--- start of EXCERPT ---

5 Day Iceland Itinerary Overview
- Blue Lagoon
- Golden Circle (Thingvellir National Park, Bruarfoss, Strokkur Geysir, Gulfoss, Kerid Crater)
- Reynisfjara Beach
- Foss a SiduJokulsarlon
- Glacier Lagoon
- Diamond Beach
- Hoffell Hot Tubs
Getting to Iceland:
5 Day Iceland Itinerary- Day 1: Blue Lagoon and Golden Circle
Where to Stay in Selfoss, Iceland:
Where to Eat In Selfoss:
5 Day Iceland Itinerary- Day 2: Selfoss to Vik on the Ring Road
Uridafoss is unique in that it is the most voluminous waterfall in the country! It’s only a little over 15 minutes into your drive, making it the perfect first stop of day 2 of your Iceland road trip. Unfortunately it was raining when we went, so my pictures really do not do it justice!
Where to Eat in Vik
Where to Stay in Vik
Also, definitely walk up the hill to check out the iconic church in Vik!
5 Day Iceland Itinerary- Day 3: Vik to the Jokulsarlon Glacier Lagoon
On Day 3, you’ll make your way from the town of Vik to the Jokulsarlon Lagoon via the Ring Road (transit time – 2 hours and 20 minutes without stops).
Stop #1: Fjaorarglijufur (50 minutes into your drive)
Fjaorarglijufur is a massive curved canyon with a river flowing through it at the bottom, and is absolutely breathtaking! Plan to spend at least an hour here. After you park, you have to walk up a trail to see the canyon and the trail continues on, meandering on top of the canyon so you can check out other sections of it. You won’t want to leave!
Stop #2:Foss a Sidu
This picturesque waterfall is just a quick stop off the Ring Road. Foss a Sidu cascades over the cliffs above a tiny farm village. Such a beautiful sight!
Stop #3:Jokulsarlon Glacier Lagoon
Jokulsarlon Glacier Lagoon is truly spectacular. It’s like nothing I’ve ever seen before! The blue, still waters of this glacial lagoon are home to many floating icebergs that broke off from the surrounding glaciers. There is a waterway towards the entrance of the lagoon where the icebergs float out into the Atlantic Ocean and scatter along the black sand beach of Diamond Beach.
If you want to get out on the water, you can either take:
- Kayak tour
- Very weather dependent – even on a clear and sunny day, if the wind is too strong, they will cancel the tour
- Not able to get super close to the icebergs due to safety reasons
- Zodiac boat tour
- Able to take you deep into the lagoon and close to the icebergs
- Amphibian boat tour
- Bigger boat, more touristy, but slightly cheaper than the other two options
We originally planned to do a kayak tour, but once we arrived we found that our pre-booked kayak tour had been cancelled due to wind in the forecast. Instead, we opted for the Zodiac boat tour – which was great! I definitely recommend this option as you are able to go out further and see a lot more of the lagoon. The lagoon is a lot bigger than you realize from just standing on the edge looking out at it!
On the Zodiac boat, you are also able to get closer to the icebergs than on the bigger Amphibian boat. The Zodiac boat tour costs about $80 USD per person, but is so worth it if you are interested in seeing the icebergs up close! The tour lasts about an hour and they run the tours about every 1.5 hours. They’ll suit you up in this red jumpsuit that keeps you warm and blocks the wind on the boat.

--- end of EXCERPT ---

§ EXERCISE AIM
Condense the paragraph of the Iceland itinerary that begins "Fjaorarglijufur is a massive curved canyon" into a short bulleted list, keeping its main facts.

--- start of RAW RECORDS ---

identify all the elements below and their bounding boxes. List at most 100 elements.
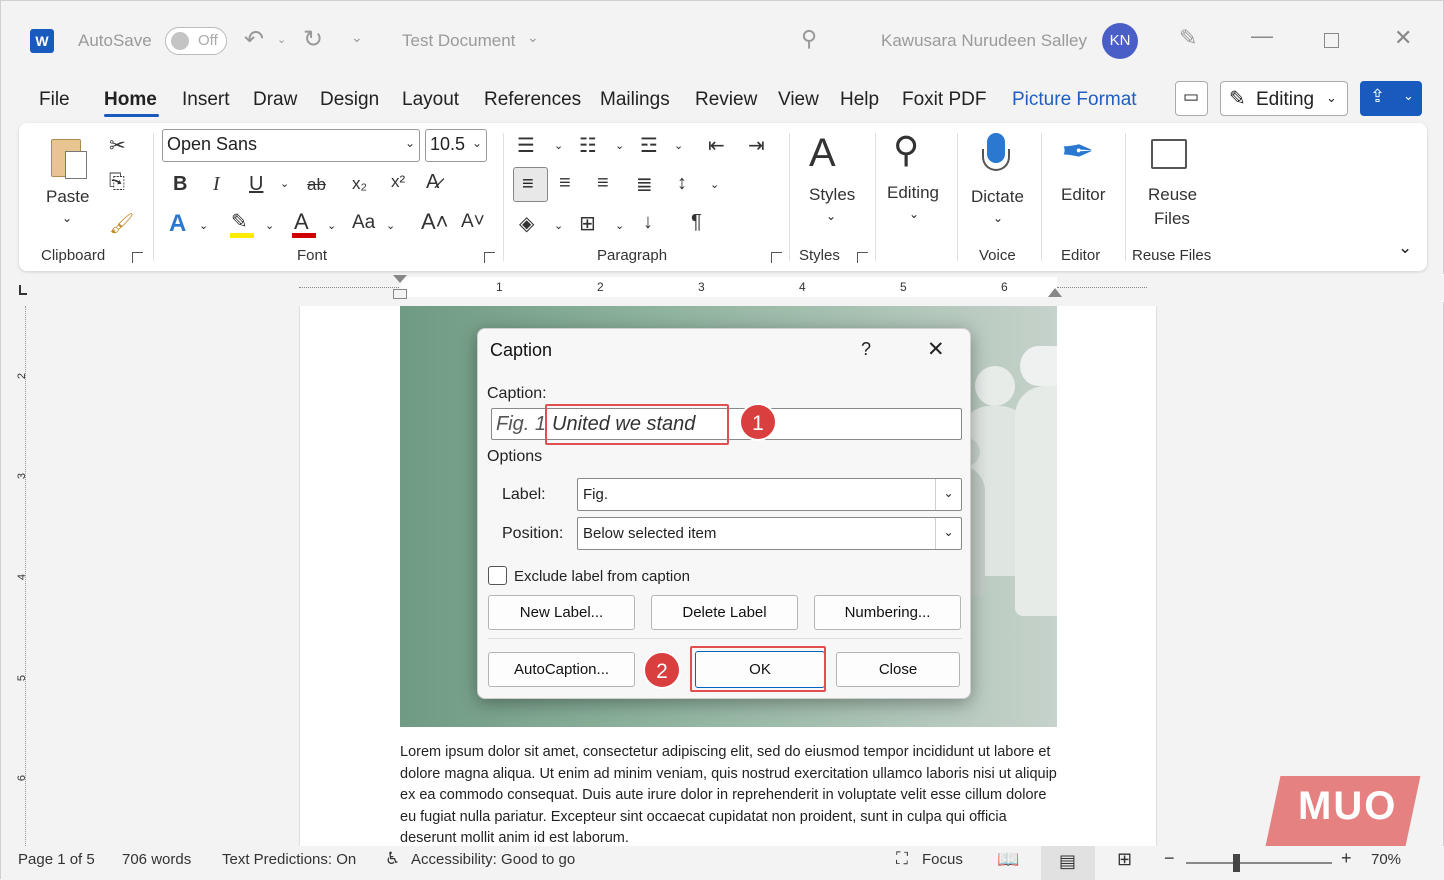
dictate-chevron-icon[interactable]: ⌄ [993, 211, 1003, 225]
text-effects-icon[interactable]: A [169, 210, 186, 238]
shading-icon[interactable]: ◈ [519, 211, 534, 236]
editing-mode-button[interactable]: ✎ Editing ⌄ [1220, 81, 1348, 116]
web-layout-icon[interactable]: ⊞ [1117, 849, 1132, 870]
borders-icon[interactable]: ⊞ [579, 211, 596, 236]
comments-button[interactable]: ▭ [1175, 81, 1208, 116]
numbering-icon[interactable]: ☷ [579, 133, 597, 158]
close-window-icon[interactable]: ✕ [1394, 25, 1412, 51]
zoom-in-icon[interactable]: + [1341, 848, 1352, 869]
redo-icon[interactable]: ↻ [303, 25, 323, 54]
font-color-chevron-icon[interactable]: ⌄ [327, 219, 336, 232]
page-count[interactable]: Page 1 of 5 [18, 851, 95, 868]
reuse-files-icon[interactable] [1151, 139, 1187, 169]
clipboard-launcher-icon[interactable] [132, 252, 143, 263]
multilevel-list-icon[interactable]: ☲ [640, 133, 658, 158]
dictate-button-label[interactable]: Dictate [971, 187, 1024, 207]
search-icon[interactable]: ⚲ [801, 26, 817, 52]
tab-draw[interactable]: Draw [253, 89, 297, 111]
strikethrough-icon[interactable]: ab [307, 175, 326, 195]
copy-icon[interactable]: ⎘ [109, 171, 125, 194]
paste-chevron-icon[interactable]: ⌄ [62, 211, 72, 225]
tab-home[interactable]: Home [104, 89, 157, 111]
font-size-box[interactable]: 10.5 ⌄ [425, 129, 487, 162]
autocaption-button[interactable]: AutoCaption... [488, 652, 635, 687]
maximize-icon[interactable] [1324, 33, 1339, 48]
paste-label[interactable]: Paste [46, 187, 89, 207]
delete-label-button[interactable]: Delete Label [651, 595, 798, 630]
share-button[interactable]: ⇪ ⌄ [1360, 81, 1422, 116]
shading-chevron-icon[interactable]: ⌄ [554, 219, 563, 232]
paragraph-launcher-icon[interactable] [771, 252, 782, 263]
tab-review[interactable]: Review [695, 89, 757, 111]
font-launcher-icon[interactable] [484, 252, 495, 263]
zoom-slider-thumb[interactable] [1233, 854, 1240, 872]
first-line-indent-marker[interactable] [393, 275, 407, 283]
reuse-button-label-2[interactable]: Files [1154, 209, 1190, 229]
numbering-chevron-icon[interactable]: ⌄ [615, 139, 624, 152]
print-layout-button[interactable]: ▤ [1041, 846, 1095, 880]
customize-toolbar-icon[interactable]: ⌄ [351, 29, 363, 46]
zoom-out-icon[interactable]: − [1164, 848, 1175, 869]
font-name-box[interactable]: Open Sans ⌄ [162, 129, 420, 162]
body-paragraph[interactable]: Lorem ipsum dolor sit amet, consectetur … [400, 742, 1060, 850]
editing-chevron-icon[interactable]: ⌄ [909, 207, 919, 221]
multilevel-chevron-icon[interactable]: ⌄ [674, 139, 683, 152]
tab-design[interactable]: Design [320, 89, 379, 111]
exclude-label-text[interactable]: Exclude label from caption [514, 568, 690, 585]
focus-icon[interactable]: ⛶ [896, 849, 908, 869]
tab-insert[interactable]: Insert [182, 89, 230, 111]
editor-button-label[interactable]: Editor [1061, 185, 1105, 205]
cut-icon[interactable]: ✂ [109, 133, 126, 158]
help-button[interactable]: ? [861, 339, 871, 360]
position-select[interactable]: Below selected item ⌄ [577, 517, 962, 550]
font-color-icon[interactable]: A [294, 209, 309, 235]
text-effects-chevron-icon[interactable]: ⌄ [199, 219, 208, 232]
zoom-level[interactable]: 70% [1371, 851, 1401, 868]
clear-formatting-icon[interactable]: A̷ [426, 171, 439, 194]
new-label-button[interactable]: New Label... [488, 595, 635, 630]
borders-chevron-icon[interactable]: ⌄ [615, 219, 624, 232]
underline-icon[interactable]: U [249, 173, 263, 196]
horizontal-ruler[interactable]: 1 2 3 4 5 6 [1, 274, 1444, 302]
align-left-button[interactable]: ≡ [513, 167, 548, 202]
right-indent-marker[interactable] [1048, 288, 1062, 297]
italic-icon[interactable]: I [213, 173, 220, 196]
line-spacing-icon[interactable]: ↕ [677, 172, 687, 195]
collapse-ribbon-icon[interactable]: ⌄ [1398, 238, 1412, 258]
left-indent-marker[interactable] [393, 289, 407, 299]
styles-icon[interactable]: A [809, 131, 836, 176]
align-center-icon[interactable]: ≡ [559, 172, 571, 195]
increase-indent-icon[interactable]: ⇥ [748, 133, 765, 158]
text-predictions[interactable]: Text Predictions: On [222, 851, 356, 868]
zoom-slider[interactable] [1186, 862, 1332, 864]
bullets-chevron-icon[interactable]: ⌄ [554, 139, 563, 152]
styles-chevron-icon[interactable]: ⌄ [826, 209, 836, 223]
accessibility-icon[interactable]: ♿ [385, 849, 400, 869]
minimize-icon[interactable]: — [1251, 23, 1273, 49]
label-select[interactable]: Fig. ⌄ [577, 478, 962, 511]
find-icon[interactable]: ⚲ [893, 129, 919, 171]
editing-button-label[interactable]: Editing [887, 183, 939, 203]
tab-file[interactable]: File [39, 89, 70, 111]
vertical-ruler[interactable]: 2 3 4 5 6 [9, 306, 37, 846]
close-icon[interactable]: ✕ [927, 337, 945, 362]
change-case-chevron-icon[interactable]: ⌄ [386, 219, 395, 232]
tab-foxit-pdf[interactable]: Foxit PDF [902, 89, 986, 111]
show-formatting-icon[interactable]: ¶ [691, 211, 702, 234]
read-mode-icon[interactable]: 📖 [997, 849, 1019, 870]
tab-layout[interactable]: Layout [402, 89, 459, 111]
focus-label[interactable]: Focus [922, 851, 963, 868]
tab-mailings[interactable]: Mailings [600, 89, 670, 111]
exclude-label-checkbox[interactable] [488, 566, 507, 585]
document-title[interactable]: Test Document [402, 31, 515, 51]
change-case-button[interactable]: Aa [352, 212, 375, 234]
subscript-icon[interactable]: x₂ [352, 174, 367, 194]
underline-chevron-icon[interactable]: ⌄ [280, 177, 289, 190]
designer-icon[interactable]: ✎ [1179, 25, 1197, 51]
tab-selector-icon[interactable] [19, 285, 27, 295]
decrease-indent-icon[interactable]: ⇤ [708, 133, 725, 158]
format-painter-icon[interactable]: 🖌 [109, 211, 134, 236]
accessibility-status[interactable]: Accessibility: Good to go [411, 851, 575, 868]
justify-icon[interactable]: ≣ [636, 172, 653, 197]
bold-icon[interactable]: B [173, 173, 187, 196]
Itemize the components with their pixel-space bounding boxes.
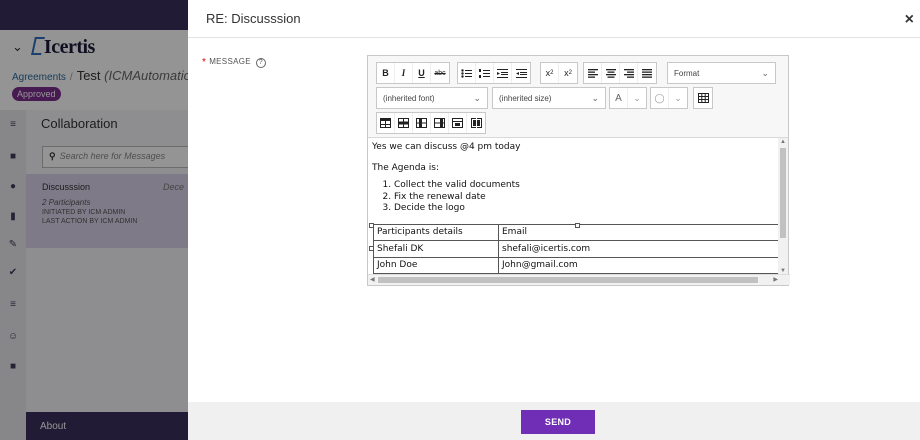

--- end of RAW RECORDS ---

§ EXERCISE ANSWER
- Fjaorarglijufur is a huge curved canyon with a river running along its bottom.
- Plan to spend at least an hour there.
- From the parking area, a trail leads up to the canyon.
- The trail continues along the top of the canyon, giving views of other sections of it.